Stored data entries:
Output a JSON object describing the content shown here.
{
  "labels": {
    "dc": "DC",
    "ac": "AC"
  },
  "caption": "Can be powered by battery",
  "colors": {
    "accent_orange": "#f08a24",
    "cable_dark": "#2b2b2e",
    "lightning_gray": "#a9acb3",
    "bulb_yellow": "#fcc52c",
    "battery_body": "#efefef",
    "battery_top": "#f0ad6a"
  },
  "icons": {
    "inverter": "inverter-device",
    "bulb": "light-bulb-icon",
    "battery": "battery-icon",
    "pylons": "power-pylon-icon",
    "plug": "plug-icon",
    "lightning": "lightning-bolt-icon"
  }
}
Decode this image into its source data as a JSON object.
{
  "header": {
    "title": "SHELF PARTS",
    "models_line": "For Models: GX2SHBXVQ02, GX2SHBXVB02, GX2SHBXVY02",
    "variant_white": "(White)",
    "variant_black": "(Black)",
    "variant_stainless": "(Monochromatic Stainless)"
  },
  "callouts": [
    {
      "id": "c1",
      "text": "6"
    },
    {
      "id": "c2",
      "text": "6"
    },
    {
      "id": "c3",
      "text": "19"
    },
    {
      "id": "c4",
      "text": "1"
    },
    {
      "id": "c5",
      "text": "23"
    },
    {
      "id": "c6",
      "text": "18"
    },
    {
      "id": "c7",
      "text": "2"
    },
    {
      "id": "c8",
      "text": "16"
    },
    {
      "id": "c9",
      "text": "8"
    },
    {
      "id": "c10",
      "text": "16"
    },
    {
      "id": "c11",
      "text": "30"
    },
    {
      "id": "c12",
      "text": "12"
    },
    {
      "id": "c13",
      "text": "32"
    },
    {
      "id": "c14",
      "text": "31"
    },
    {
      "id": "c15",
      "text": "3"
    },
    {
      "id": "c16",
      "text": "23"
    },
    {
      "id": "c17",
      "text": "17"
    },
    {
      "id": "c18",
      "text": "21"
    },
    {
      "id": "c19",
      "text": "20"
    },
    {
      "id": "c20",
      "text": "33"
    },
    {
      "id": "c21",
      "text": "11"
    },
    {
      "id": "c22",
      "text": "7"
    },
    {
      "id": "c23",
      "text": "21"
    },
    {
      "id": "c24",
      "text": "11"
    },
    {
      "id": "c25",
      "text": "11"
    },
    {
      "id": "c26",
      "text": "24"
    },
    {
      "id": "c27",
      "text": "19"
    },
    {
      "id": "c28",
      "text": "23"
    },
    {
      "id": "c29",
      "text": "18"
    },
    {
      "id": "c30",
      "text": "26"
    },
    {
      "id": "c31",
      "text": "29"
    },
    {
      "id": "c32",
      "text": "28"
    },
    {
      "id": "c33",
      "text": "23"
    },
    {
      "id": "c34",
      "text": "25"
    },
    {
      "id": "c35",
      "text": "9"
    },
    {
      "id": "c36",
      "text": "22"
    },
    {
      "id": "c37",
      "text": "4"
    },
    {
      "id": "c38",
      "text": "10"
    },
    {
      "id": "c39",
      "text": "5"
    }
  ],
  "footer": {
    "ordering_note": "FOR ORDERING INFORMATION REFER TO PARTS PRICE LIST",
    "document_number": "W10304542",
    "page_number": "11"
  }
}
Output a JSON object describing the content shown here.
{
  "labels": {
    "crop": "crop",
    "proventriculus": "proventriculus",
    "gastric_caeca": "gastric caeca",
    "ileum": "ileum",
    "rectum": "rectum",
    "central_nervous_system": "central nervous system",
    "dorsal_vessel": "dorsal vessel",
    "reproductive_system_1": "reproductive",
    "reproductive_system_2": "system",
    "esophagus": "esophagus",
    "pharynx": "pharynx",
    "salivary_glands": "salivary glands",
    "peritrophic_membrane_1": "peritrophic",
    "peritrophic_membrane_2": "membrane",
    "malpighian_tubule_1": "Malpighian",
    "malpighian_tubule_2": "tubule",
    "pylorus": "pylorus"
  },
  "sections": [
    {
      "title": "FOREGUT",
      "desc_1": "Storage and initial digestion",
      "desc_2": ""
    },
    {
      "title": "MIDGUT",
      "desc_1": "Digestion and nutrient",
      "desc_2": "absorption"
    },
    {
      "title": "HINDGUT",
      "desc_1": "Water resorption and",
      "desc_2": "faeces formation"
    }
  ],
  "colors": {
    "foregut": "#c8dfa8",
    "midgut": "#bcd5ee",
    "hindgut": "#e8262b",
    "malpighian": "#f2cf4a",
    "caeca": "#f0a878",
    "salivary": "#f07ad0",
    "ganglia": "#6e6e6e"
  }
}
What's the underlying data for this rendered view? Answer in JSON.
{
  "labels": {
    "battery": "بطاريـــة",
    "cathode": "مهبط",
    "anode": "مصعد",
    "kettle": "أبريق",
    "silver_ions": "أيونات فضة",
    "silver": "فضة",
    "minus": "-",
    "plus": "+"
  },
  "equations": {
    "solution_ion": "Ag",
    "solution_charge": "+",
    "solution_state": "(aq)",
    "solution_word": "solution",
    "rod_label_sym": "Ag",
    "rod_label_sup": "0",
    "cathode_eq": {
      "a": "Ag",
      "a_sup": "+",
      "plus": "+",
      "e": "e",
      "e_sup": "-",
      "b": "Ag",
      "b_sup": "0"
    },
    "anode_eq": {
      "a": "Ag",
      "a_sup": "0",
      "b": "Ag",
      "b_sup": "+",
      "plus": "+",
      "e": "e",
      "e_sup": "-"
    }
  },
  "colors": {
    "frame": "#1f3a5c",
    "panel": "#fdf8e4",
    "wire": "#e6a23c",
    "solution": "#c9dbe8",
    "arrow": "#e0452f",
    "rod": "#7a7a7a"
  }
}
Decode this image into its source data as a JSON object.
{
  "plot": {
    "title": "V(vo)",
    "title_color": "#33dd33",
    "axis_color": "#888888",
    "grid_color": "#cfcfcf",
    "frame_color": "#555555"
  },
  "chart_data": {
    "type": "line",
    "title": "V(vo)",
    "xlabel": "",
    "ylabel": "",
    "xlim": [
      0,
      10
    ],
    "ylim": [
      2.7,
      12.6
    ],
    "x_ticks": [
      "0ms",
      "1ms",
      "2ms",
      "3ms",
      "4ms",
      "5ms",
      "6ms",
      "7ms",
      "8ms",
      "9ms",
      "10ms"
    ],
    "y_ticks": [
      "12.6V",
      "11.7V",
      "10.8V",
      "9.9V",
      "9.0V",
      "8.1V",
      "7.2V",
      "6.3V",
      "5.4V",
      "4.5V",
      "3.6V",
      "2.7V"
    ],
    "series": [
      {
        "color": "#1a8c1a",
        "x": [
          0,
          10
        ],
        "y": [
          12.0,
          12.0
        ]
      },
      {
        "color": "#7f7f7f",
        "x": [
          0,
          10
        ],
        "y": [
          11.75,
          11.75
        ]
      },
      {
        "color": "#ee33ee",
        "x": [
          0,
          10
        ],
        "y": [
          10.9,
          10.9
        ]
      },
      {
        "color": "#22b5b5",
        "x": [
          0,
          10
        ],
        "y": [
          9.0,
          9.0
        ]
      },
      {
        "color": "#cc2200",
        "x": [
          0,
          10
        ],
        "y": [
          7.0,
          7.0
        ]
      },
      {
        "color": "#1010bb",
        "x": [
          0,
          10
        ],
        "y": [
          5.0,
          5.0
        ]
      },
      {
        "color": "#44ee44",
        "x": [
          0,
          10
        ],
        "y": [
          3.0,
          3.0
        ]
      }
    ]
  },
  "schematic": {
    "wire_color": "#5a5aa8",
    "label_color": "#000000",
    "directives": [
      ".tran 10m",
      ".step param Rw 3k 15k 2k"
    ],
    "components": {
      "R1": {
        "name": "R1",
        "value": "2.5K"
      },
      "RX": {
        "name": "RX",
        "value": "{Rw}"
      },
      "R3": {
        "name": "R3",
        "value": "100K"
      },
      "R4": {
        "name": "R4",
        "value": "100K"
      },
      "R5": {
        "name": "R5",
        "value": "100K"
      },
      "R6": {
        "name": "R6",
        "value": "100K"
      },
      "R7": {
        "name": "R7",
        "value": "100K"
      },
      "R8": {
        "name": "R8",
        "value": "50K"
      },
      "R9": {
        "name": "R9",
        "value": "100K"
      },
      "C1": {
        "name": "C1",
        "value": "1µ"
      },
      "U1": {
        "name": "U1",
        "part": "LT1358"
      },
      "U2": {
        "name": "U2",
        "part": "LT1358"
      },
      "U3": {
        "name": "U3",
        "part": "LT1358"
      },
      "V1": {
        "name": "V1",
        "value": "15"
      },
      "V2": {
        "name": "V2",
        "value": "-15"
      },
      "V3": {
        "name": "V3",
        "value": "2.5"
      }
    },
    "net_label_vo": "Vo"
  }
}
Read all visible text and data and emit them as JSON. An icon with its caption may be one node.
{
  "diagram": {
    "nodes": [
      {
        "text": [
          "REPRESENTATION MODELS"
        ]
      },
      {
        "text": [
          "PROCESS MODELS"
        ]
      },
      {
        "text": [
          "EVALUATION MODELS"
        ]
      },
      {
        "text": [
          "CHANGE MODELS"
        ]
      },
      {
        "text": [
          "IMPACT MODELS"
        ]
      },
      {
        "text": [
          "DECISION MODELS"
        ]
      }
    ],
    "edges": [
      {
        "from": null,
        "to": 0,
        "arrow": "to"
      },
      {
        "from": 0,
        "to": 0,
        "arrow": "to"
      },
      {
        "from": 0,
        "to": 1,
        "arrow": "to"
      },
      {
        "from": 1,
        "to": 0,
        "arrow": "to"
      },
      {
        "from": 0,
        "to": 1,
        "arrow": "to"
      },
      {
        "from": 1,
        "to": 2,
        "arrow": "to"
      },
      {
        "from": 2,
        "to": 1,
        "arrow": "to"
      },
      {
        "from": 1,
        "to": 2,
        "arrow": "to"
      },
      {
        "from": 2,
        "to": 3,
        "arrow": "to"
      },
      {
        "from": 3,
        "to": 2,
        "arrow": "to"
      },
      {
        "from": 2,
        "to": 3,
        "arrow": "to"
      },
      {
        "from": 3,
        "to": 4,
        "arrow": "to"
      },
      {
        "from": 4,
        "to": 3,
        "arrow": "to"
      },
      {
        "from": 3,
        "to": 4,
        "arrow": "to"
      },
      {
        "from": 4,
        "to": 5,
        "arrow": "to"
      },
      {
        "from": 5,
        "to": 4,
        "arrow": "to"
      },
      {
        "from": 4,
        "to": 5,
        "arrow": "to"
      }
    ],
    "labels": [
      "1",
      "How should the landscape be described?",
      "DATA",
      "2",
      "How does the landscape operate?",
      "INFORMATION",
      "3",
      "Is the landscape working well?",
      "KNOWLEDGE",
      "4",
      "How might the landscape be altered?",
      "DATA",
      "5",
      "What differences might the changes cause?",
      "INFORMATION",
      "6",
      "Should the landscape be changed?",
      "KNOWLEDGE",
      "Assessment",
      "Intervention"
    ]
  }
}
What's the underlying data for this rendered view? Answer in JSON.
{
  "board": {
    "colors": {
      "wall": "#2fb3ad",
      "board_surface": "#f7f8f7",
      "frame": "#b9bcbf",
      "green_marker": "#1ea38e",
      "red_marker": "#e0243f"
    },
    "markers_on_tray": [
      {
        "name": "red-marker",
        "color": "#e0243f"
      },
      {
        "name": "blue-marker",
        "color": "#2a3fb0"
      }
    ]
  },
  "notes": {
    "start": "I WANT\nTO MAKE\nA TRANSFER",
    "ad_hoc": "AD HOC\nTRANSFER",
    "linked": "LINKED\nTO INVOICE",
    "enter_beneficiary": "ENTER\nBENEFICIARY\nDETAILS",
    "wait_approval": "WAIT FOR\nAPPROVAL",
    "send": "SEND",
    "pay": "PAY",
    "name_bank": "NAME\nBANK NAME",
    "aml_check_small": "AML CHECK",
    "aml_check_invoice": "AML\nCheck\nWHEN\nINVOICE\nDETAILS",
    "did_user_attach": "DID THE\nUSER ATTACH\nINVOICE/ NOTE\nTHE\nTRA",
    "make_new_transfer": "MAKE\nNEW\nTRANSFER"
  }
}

> _PROBLEM DETAILS_:
Return all lines containing the word "PARTS".

> _SOLUTION TO THIS TASK_:
    "title": "SHELF PARTS",
    "ordering_note": "FOR ORDERING INFORMATION REFER TO PARTS PRICE LIST",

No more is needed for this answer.